DATASET EXTRACT |
==*==

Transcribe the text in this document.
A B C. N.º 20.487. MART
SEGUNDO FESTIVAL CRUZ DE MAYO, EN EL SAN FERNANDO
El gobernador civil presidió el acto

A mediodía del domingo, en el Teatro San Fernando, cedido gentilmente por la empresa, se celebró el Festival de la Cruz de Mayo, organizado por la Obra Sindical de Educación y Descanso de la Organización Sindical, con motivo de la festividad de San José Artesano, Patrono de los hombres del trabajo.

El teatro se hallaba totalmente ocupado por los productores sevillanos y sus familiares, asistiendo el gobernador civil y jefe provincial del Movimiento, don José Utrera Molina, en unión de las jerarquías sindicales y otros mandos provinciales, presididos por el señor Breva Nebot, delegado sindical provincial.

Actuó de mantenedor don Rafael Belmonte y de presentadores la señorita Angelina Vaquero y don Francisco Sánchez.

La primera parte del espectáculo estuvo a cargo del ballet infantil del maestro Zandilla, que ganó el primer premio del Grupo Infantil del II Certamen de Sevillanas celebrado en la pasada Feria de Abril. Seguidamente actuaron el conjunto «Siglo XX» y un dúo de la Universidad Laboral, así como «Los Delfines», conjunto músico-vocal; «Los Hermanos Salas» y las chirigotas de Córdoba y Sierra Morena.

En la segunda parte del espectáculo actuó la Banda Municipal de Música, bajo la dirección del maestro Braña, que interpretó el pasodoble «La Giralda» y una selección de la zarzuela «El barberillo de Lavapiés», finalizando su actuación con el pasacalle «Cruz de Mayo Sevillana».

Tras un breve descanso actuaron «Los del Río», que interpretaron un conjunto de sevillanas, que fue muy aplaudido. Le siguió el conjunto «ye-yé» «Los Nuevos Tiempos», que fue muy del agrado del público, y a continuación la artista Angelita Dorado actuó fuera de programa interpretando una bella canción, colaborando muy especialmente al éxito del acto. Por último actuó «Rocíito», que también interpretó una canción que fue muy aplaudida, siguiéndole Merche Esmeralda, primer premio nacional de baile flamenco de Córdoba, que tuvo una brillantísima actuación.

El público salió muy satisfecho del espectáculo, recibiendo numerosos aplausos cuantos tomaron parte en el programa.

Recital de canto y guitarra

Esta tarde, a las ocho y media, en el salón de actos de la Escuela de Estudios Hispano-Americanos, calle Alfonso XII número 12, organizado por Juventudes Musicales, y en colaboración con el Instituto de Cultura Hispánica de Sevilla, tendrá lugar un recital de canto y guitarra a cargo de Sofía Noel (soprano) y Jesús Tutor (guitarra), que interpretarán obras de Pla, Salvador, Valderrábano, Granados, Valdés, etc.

==*==

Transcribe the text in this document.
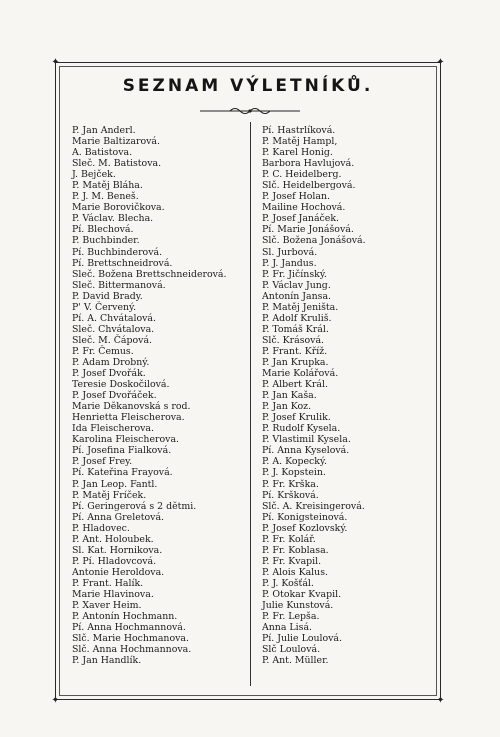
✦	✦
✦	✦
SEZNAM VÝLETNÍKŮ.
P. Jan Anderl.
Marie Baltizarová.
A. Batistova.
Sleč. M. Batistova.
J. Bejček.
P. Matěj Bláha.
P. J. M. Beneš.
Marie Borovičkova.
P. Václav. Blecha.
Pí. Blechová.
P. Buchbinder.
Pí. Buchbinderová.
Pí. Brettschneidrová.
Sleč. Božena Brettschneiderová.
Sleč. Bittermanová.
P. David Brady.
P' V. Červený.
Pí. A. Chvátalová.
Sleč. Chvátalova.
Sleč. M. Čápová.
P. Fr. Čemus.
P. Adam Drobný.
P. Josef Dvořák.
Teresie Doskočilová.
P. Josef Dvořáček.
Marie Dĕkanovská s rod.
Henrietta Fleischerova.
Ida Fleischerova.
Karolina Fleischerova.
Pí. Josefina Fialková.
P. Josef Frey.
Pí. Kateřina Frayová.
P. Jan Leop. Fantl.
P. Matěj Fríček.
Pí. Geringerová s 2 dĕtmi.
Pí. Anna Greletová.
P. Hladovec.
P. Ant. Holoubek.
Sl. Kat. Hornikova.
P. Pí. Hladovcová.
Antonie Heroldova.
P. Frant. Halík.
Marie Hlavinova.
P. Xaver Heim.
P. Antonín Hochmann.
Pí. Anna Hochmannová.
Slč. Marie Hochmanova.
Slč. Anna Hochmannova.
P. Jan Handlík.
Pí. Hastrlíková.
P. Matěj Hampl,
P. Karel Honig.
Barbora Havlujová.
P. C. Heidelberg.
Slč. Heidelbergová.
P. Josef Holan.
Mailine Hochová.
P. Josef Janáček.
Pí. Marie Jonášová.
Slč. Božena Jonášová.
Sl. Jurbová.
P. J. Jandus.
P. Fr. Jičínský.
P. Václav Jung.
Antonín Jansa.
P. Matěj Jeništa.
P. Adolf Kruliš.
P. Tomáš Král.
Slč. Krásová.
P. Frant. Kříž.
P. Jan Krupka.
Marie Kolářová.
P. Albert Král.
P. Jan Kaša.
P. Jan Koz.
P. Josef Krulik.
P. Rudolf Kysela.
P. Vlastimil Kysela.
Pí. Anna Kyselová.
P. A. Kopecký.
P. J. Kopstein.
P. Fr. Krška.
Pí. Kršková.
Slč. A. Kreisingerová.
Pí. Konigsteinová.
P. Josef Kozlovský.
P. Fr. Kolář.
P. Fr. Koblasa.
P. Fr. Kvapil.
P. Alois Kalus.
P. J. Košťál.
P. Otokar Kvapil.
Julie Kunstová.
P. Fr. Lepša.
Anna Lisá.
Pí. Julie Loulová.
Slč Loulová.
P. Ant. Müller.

==*==

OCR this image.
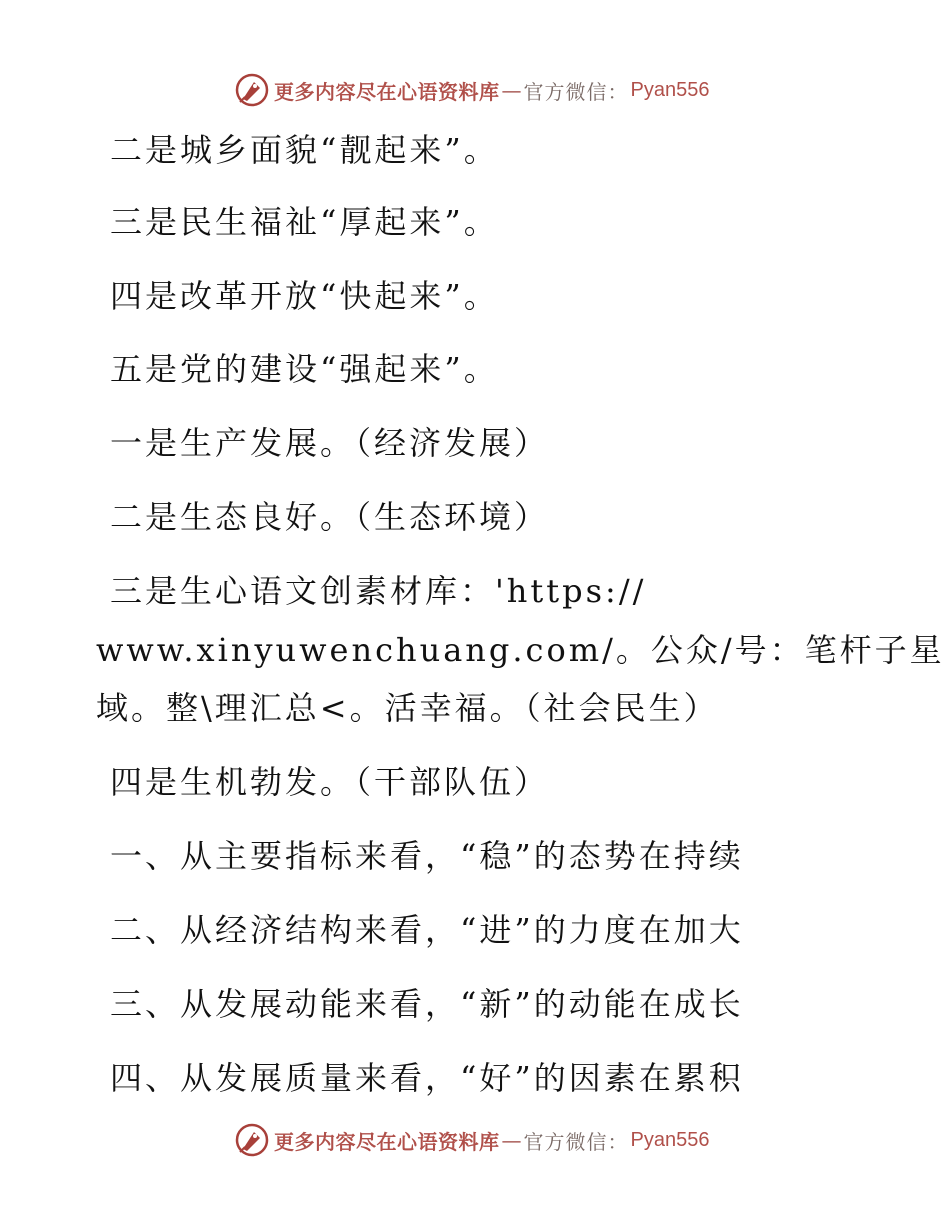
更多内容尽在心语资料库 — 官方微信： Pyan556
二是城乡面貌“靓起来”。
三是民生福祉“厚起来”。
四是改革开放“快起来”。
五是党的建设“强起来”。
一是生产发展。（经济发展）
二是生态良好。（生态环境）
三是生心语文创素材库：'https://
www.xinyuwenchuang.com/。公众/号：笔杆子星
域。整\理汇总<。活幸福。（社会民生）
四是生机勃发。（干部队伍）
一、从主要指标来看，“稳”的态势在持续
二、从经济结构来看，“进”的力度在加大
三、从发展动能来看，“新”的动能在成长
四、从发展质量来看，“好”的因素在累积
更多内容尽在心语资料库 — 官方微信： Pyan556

==*==

EXERCISE OBJECTIVE | Check each line of the listing above for the string "canto", then report only how many lines have it.

SOLUTION TO THIS TASK | 2